[EXTRACTED INFORMATION start]
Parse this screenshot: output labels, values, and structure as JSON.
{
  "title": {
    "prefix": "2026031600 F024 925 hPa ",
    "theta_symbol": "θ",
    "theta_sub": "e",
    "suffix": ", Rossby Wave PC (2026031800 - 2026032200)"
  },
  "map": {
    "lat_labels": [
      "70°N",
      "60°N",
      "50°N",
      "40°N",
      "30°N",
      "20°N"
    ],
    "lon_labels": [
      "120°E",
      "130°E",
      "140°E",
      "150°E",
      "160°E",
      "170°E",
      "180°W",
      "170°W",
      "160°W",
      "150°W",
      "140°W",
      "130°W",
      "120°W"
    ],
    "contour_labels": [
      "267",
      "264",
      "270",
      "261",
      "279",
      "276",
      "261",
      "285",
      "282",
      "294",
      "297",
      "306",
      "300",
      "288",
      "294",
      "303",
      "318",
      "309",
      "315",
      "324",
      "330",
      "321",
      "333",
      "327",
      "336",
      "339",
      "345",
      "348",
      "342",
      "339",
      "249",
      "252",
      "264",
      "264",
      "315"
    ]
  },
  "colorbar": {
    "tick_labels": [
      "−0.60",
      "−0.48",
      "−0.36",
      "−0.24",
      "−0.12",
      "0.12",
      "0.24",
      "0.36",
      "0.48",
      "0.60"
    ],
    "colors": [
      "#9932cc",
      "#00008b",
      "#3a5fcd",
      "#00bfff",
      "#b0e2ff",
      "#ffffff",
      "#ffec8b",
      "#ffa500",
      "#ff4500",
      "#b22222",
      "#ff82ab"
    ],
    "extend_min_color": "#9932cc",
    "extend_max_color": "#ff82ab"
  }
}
[EXTRACTED INFORMATION end]
[EXTRACTED INFORMATION start]
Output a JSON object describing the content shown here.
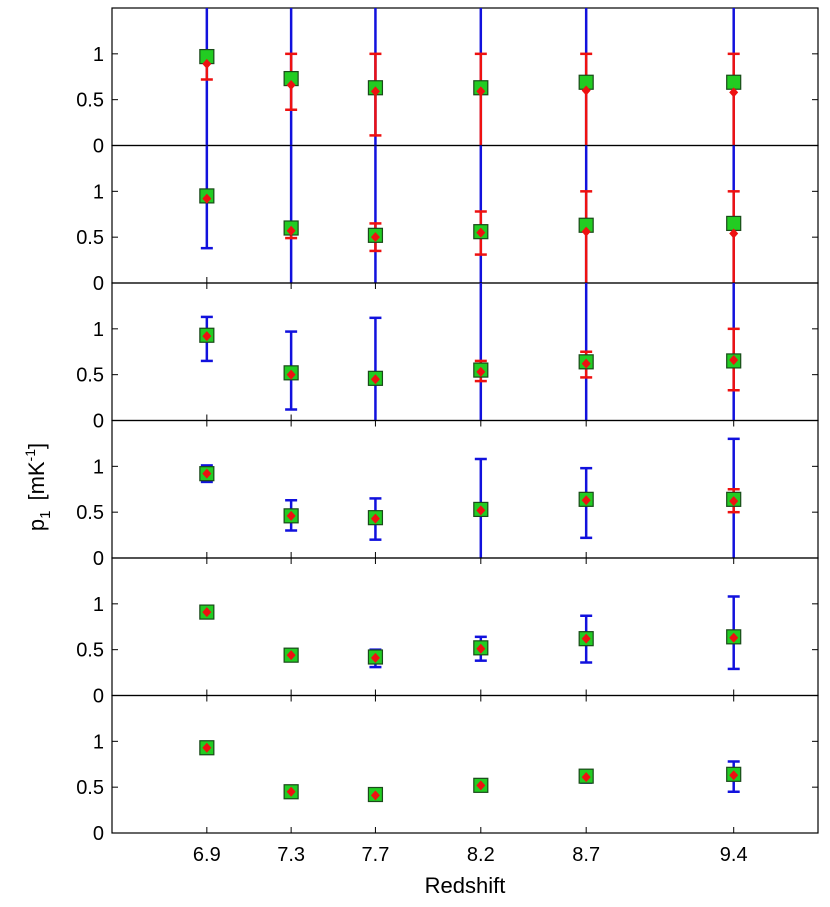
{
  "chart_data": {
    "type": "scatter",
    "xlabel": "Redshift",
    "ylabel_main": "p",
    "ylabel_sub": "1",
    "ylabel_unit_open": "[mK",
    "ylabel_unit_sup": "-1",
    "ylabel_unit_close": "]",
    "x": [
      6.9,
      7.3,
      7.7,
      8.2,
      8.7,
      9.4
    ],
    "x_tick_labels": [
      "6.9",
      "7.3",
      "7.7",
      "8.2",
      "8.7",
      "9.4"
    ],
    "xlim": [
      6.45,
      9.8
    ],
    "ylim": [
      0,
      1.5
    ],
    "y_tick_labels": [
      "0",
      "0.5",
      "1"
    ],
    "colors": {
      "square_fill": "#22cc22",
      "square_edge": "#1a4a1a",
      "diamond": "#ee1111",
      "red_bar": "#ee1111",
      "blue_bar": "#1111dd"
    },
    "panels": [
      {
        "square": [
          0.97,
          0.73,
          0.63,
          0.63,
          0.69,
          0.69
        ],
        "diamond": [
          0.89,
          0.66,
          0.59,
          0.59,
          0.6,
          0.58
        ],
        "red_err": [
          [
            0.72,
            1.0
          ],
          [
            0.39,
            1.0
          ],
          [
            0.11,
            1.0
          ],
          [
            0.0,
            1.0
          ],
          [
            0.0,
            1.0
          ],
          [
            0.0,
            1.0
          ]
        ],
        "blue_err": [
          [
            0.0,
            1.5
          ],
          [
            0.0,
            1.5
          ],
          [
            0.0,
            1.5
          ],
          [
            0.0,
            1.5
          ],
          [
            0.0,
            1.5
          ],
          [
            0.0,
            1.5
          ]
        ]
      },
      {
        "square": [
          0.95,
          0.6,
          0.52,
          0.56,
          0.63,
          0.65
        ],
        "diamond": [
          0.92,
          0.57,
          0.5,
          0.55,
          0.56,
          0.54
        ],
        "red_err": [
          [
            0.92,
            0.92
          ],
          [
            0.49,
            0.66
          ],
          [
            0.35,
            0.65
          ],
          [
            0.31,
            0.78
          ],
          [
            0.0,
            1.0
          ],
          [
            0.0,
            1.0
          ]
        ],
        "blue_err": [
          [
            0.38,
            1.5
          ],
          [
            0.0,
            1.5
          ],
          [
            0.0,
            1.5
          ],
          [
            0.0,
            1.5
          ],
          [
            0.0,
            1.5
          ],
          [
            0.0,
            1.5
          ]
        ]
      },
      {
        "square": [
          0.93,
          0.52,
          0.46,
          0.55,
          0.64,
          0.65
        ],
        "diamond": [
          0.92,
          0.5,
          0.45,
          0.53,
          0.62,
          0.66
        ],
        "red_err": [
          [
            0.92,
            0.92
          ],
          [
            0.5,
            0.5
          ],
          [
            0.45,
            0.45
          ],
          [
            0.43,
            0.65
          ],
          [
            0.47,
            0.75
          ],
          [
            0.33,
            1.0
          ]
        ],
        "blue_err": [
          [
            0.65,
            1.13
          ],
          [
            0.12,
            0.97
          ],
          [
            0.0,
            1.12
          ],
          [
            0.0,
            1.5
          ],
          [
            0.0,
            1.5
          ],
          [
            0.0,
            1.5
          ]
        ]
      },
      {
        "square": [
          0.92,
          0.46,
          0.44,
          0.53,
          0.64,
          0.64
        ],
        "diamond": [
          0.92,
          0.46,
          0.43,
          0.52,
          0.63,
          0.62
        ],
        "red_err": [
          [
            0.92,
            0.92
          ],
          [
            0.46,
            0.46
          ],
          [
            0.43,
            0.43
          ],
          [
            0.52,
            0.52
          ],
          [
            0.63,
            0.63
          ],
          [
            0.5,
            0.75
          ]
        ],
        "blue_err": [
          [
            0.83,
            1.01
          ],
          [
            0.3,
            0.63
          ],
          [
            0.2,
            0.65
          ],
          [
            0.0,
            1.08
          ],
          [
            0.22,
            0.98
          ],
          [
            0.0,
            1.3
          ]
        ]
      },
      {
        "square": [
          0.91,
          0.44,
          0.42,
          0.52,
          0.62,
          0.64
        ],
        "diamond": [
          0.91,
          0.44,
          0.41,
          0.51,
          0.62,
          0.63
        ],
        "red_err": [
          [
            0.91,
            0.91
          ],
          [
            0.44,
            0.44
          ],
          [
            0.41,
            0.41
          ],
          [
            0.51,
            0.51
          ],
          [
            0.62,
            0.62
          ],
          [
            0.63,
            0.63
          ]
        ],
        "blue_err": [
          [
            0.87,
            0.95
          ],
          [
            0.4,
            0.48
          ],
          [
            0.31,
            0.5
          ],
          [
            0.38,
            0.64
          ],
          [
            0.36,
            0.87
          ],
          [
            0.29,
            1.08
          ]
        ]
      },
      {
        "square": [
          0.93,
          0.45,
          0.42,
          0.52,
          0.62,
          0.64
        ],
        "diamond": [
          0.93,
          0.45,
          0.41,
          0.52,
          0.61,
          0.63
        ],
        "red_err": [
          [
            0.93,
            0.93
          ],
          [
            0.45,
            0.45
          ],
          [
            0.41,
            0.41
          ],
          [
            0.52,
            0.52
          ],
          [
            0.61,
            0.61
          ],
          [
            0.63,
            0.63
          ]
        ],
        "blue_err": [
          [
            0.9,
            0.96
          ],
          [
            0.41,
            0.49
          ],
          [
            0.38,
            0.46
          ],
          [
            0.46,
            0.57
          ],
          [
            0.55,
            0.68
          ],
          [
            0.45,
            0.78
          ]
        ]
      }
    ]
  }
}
[EXTRACTED INFORMATION end]
▶ **WHAT IS NEEDED**
Report every line in the data above in which the word "JSON" appears.

▶ **ANSWER FOR THIS EXERCISE**
Parse this screenshot: output labels, values, and structure as JSON.
Output a JSON object describing the content shown here.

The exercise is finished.